--- RECORDS SHOWN ---

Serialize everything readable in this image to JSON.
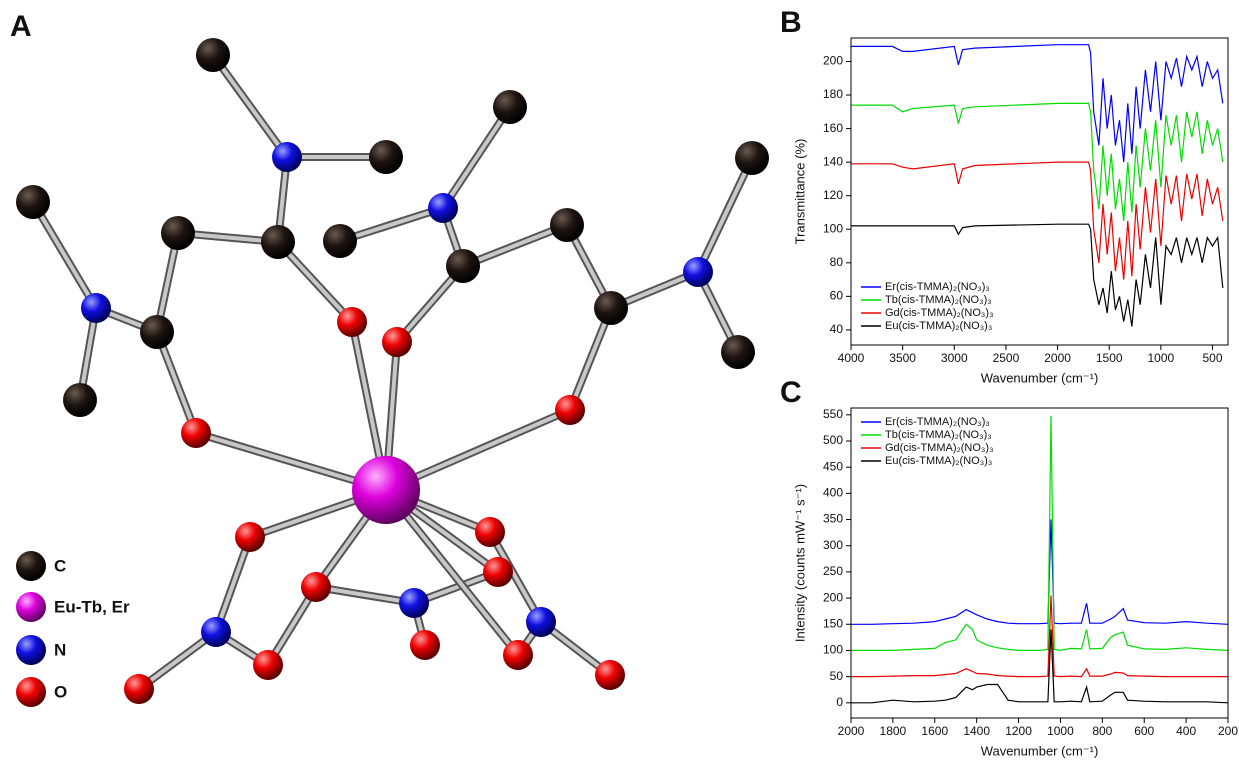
{
  "structure": {
    "panel_label": "A",
    "legend": [
      "C",
      "Eu-Tb, Er",
      "N",
      "O"
    ]
  },
  "chart_data": [
    {
      "type": "line",
      "panel_label": "B",
      "x_label": "Wavenumber (cm⁻¹)",
      "y_label": "Transmittance (%)",
      "x": [
        4000,
        3600,
        3500,
        3400,
        3000,
        2960,
        2920,
        2800,
        2000,
        1700,
        1680,
        1650,
        1600,
        1560,
        1520,
        1480,
        1440,
        1400,
        1360,
        1320,
        1280,
        1240,
        1200,
        1150,
        1100,
        1050,
        1000,
        950,
        900,
        850,
        800,
        750,
        700,
        650,
        600,
        550,
        500,
        450,
        400
      ],
      "series": [
        {
          "name": "Er(cis-TMMA)₂(NO₃)₃",
          "color": "#0000ff",
          "values": [
            209,
            209,
            206,
            206,
            209,
            198,
            207,
            208,
            210,
            210,
            205,
            170,
            150,
            190,
            160,
            180,
            150,
            165,
            140,
            175,
            145,
            185,
            160,
            195,
            170,
            200,
            165,
            200,
            190,
            202,
            185,
            203,
            195,
            203,
            185,
            200,
            190,
            195,
            175
          ]
        },
        {
          "name": "Tb(cis-TMMA)₂(NO₃)₃",
          "color": "#00dd00",
          "values": [
            174,
            174,
            170,
            172,
            174,
            163,
            172,
            173,
            175,
            175,
            170,
            135,
            112,
            150,
            120,
            145,
            112,
            130,
            105,
            140,
            110,
            150,
            125,
            160,
            135,
            165,
            125,
            168,
            150,
            168,
            140,
            170,
            155,
            170,
            145,
            165,
            150,
            160,
            140
          ]
        },
        {
          "name": "Gd(cis-TMMA)₂(NO₃)₃",
          "color": "#ee0000",
          "values": [
            139,
            139,
            137,
            136,
            139,
            127,
            136,
            138,
            140,
            140,
            135,
            100,
            80,
            115,
            85,
            110,
            75,
            95,
            70,
            105,
            72,
            115,
            88,
            125,
            98,
            130,
            90,
            132,
            115,
            132,
            105,
            133,
            118,
            133,
            108,
            130,
            115,
            125,
            105
          ]
        },
        {
          "name": "Eu(cis-TMMA)₂(NO₃)₃",
          "color": "#000000",
          "values": [
            102,
            102,
            102,
            102,
            102,
            97,
            101,
            102,
            103,
            103,
            100,
            70,
            55,
            65,
            50,
            75,
            52,
            60,
            45,
            58,
            42,
            70,
            55,
            85,
            65,
            95,
            55,
            90,
            85,
            95,
            80,
            95,
            85,
            95,
            80,
            95,
            90,
            95,
            65
          ]
        }
      ],
      "xlim": [
        4000,
        350
      ],
      "xticks": [
        4000,
        3500,
        3000,
        2500,
        2000,
        1500,
        1000,
        500
      ],
      "ylim": [
        31,
        214
      ],
      "yticks": [
        40,
        60,
        80,
        100,
        120,
        140,
        160,
        180,
        200
      ],
      "legend": "lower left"
    },
    {
      "type": "line",
      "panel_label": "C",
      "x_label": "Wavenumber (cm⁻¹)",
      "y_label": "Intensity (counts mW⁻¹ s⁻¹)",
      "x": [
        2000,
        1900,
        1800,
        1700,
        1600,
        1550,
        1500,
        1450,
        1420,
        1400,
        1350,
        1300,
        1250,
        1200,
        1100,
        1060,
        1045,
        1030,
        1000,
        950,
        900,
        875,
        860,
        800,
        760,
        740,
        700,
        680,
        600,
        500,
        400,
        300,
        200
      ],
      "series": [
        {
          "name": "Er(cis-TMMA)₂(NO₃)₃",
          "color": "#0000ff",
          "values": [
            150,
            150,
            151,
            152,
            155,
            160,
            165,
            178,
            172,
            168,
            160,
            155,
            152,
            151,
            151,
            152,
            350,
            152,
            151,
            152,
            152,
            190,
            152,
            152,
            160,
            165,
            180,
            158,
            153,
            152,
            155,
            152,
            150
          ]
        },
        {
          "name": "Tb(cis-TMMA)₂(NO₃)₃",
          "color": "#00dd00",
          "values": [
            100,
            100,
            100,
            102,
            104,
            115,
            120,
            150,
            140,
            120,
            110,
            105,
            102,
            100,
            100,
            102,
            548,
            102,
            100,
            104,
            103,
            140,
            103,
            104,
            125,
            130,
            135,
            110,
            103,
            102,
            105,
            102,
            100
          ]
        },
        {
          "name": "Gd(cis-TMMA)₂(NO₃)₃",
          "color": "#ee0000",
          "values": [
            50,
            50,
            51,
            52,
            52,
            54,
            56,
            65,
            60,
            56,
            55,
            52,
            51,
            50,
            50,
            51,
            205,
            51,
            50,
            51,
            50,
            65,
            51,
            51,
            55,
            58,
            57,
            52,
            51,
            50,
            50,
            50,
            50
          ]
        },
        {
          "name": "Eu(cis-TMMA)₂(NO₃)₃",
          "color": "#000000",
          "values": [
            0,
            0,
            5,
            2,
            3,
            5,
            10,
            30,
            25,
            30,
            35,
            35,
            5,
            2,
            2,
            2,
            140,
            2,
            2,
            3,
            2,
            30,
            2,
            3,
            15,
            20,
            20,
            5,
            3,
            2,
            2,
            2,
            0
          ]
        }
      ],
      "xlim": [
        2000,
        200
      ],
      "xticks": [
        2000,
        1800,
        1600,
        1400,
        1200,
        1000,
        800,
        600,
        400,
        200
      ],
      "ylim": [
        -29,
        563
      ],
      "yticks": [
        0,
        50,
        100,
        150,
        200,
        250,
        300,
        350,
        400,
        450,
        500,
        550
      ],
      "legend": "upper left"
    }
  ]
}
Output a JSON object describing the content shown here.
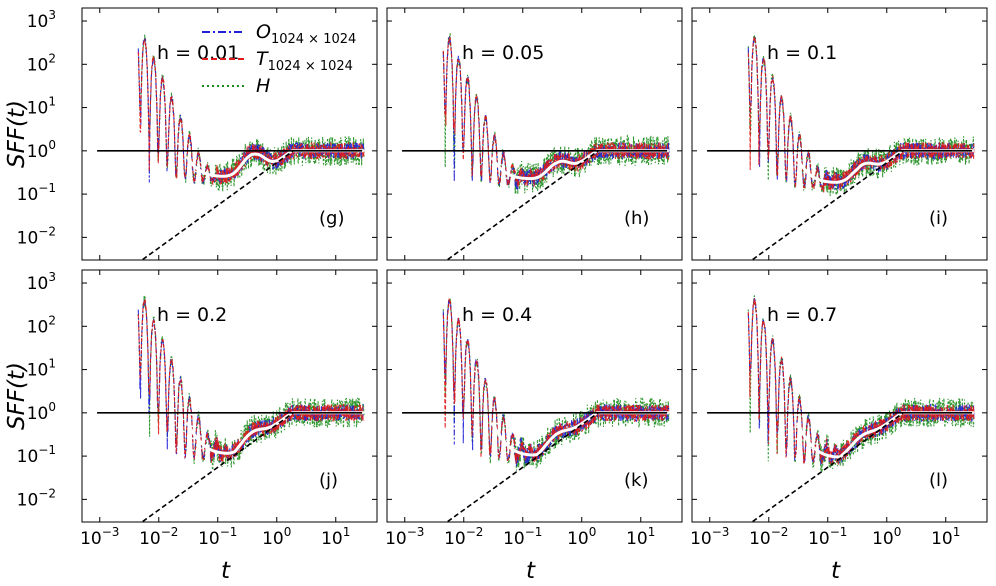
{
  "chart_data": {
    "type": "line",
    "layout": "2x3 grid",
    "ylabel": "SFF(t)",
    "xlabel": "t",
    "xscale": "log",
    "yscale": "log",
    "xlim": [
      0.0005,
      50
    ],
    "ylim": [
      0.003,
      2000
    ],
    "x_ticks": [
      {
        "base": "10",
        "exp": "−3"
      },
      {
        "base": "10",
        "exp": "−2"
      },
      {
        "base": "10",
        "exp": "−1"
      },
      {
        "base": "10",
        "exp": "0"
      },
      {
        "base": "10",
        "exp": "1"
      }
    ],
    "y_ticks": [
      {
        "base": "10",
        "exp": "3"
      },
      {
        "base": "10",
        "exp": "2"
      },
      {
        "base": "10",
        "exp": "1"
      },
      {
        "base": "10",
        "exp": "0"
      },
      {
        "base": "10",
        "exp": "−1"
      },
      {
        "base": "10",
        "exp": "−2"
      }
    ],
    "legend": [
      {
        "main": "O",
        "sub": "1024 × 1024",
        "color": "#1f1fd6",
        "dash": "dashdot"
      },
      {
        "main": "T",
        "sub": "1024 × 1024",
        "color": "#e01818",
        "dash": "dashed"
      },
      {
        "main": "H",
        "sub": "",
        "color": "#1a8c1a",
        "dash": "dotted"
      }
    ],
    "reference_lines": {
      "plateau": {
        "y": 1.0,
        "style": "solid",
        "color": "#000000"
      },
      "ramp": {
        "slope": 1,
        "style": "dashed",
        "color": "#000000"
      }
    },
    "panels": [
      {
        "h_label": "h = 0.01",
        "tag": "(g)",
        "dip_t": 0.15,
        "dip_value": 0.25,
        "bump": 2.0
      },
      {
        "h_label": "h = 0.05",
        "tag": "(h)",
        "dip_t": 0.12,
        "dip_value": 0.22,
        "bump": 1.1
      },
      {
        "h_label": "h = 0.1",
        "tag": "(i)",
        "dip_t": 0.14,
        "dip_value": 0.18,
        "bump": 0.9
      },
      {
        "h_label": "h = 0.2",
        "tag": "(j)",
        "dip_t": 0.12,
        "dip_value": 0.11,
        "bump": 0.5
      },
      {
        "h_label": "h = 0.4",
        "tag": "(k)",
        "dip_t": 0.12,
        "dip_value": 0.1,
        "bump": 0.4
      },
      {
        "h_label": "h = 0.7",
        "tag": "(l)",
        "dip_t": 0.12,
        "dip_value": 0.09,
        "bump": 0.3
      }
    ]
  }
}
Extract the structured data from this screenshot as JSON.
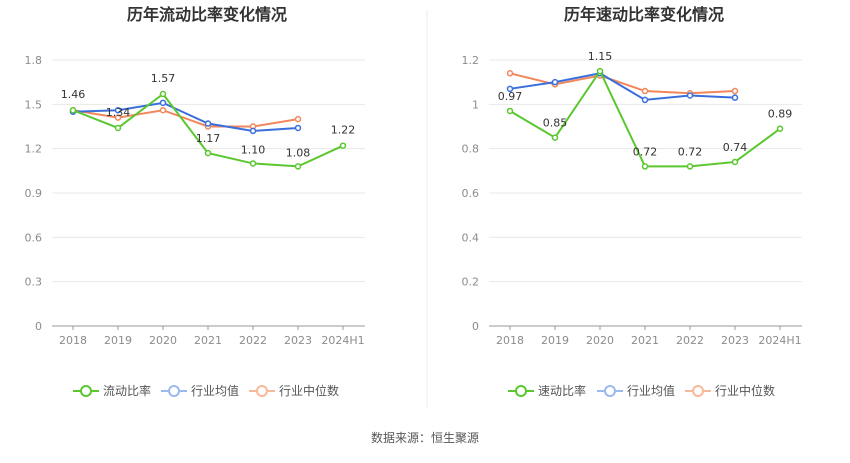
{
  "source": "数据来源：恒生聚源",
  "chart_data": [
    {
      "type": "line",
      "title": "历年流动比率变化情况",
      "categories": [
        "2018",
        "2019",
        "2020",
        "2021",
        "2022",
        "2023",
        "2024H1"
      ],
      "y_ticks": [
        "0",
        "0.3",
        "0.6",
        "0.9",
        "1.2",
        "1.5",
        "1.8"
      ],
      "ylim": [
        0,
        1.8
      ],
      "grid": true,
      "legend_position": "bottom",
      "series": [
        {
          "name": "流动比率",
          "color": "#5ac72f",
          "values": [
            1.46,
            1.34,
            1.57,
            1.17,
            1.1,
            1.08,
            1.22
          ],
          "labels": [
            "1.46",
            "1.34",
            "1.57",
            "1.17",
            "1.10",
            "1.08",
            "1.22"
          ]
        },
        {
          "name": "行业均值",
          "color": "#3a6fdb",
          "values": [
            1.45,
            1.46,
            1.51,
            1.37,
            1.32,
            1.34,
            null
          ]
        },
        {
          "name": "行业中位数",
          "color": "#f2875c",
          "values": [
            1.46,
            1.41,
            1.46,
            1.35,
            1.35,
            1.4,
            null
          ]
        }
      ]
    },
    {
      "type": "line",
      "title": "历年速动比率变化情况",
      "categories": [
        "2018",
        "2019",
        "2020",
        "2021",
        "2022",
        "2023",
        "2024H1"
      ],
      "y_ticks": [
        "0",
        "0.2",
        "0.4",
        "0.6",
        "0.8",
        "1",
        "1.2"
      ],
      "ylim": [
        0,
        1.2
      ],
      "grid": true,
      "legend_position": "bottom",
      "series": [
        {
          "name": "速动比率",
          "color": "#5ac72f",
          "values": [
            0.97,
            0.85,
            1.15,
            0.72,
            0.72,
            0.74,
            0.89
          ],
          "labels": [
            "0.97",
            "0.85",
            "1.15",
            "0.72",
            "0.72",
            "0.74",
            "0.89"
          ]
        },
        {
          "name": "行业均值",
          "color": "#3a6fdb",
          "values": [
            1.07,
            1.1,
            1.14,
            1.02,
            1.04,
            1.03,
            null
          ]
        },
        {
          "name": "行业中位数",
          "color": "#f2875c",
          "values": [
            1.14,
            1.09,
            1.13,
            1.06,
            1.05,
            1.06,
            null
          ]
        }
      ]
    }
  ]
}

---

Locate the word "title" in the records and collect each line it appears in.

      "title": "历年流动比率变化情况",
      "title": "历年速动比率变化情况",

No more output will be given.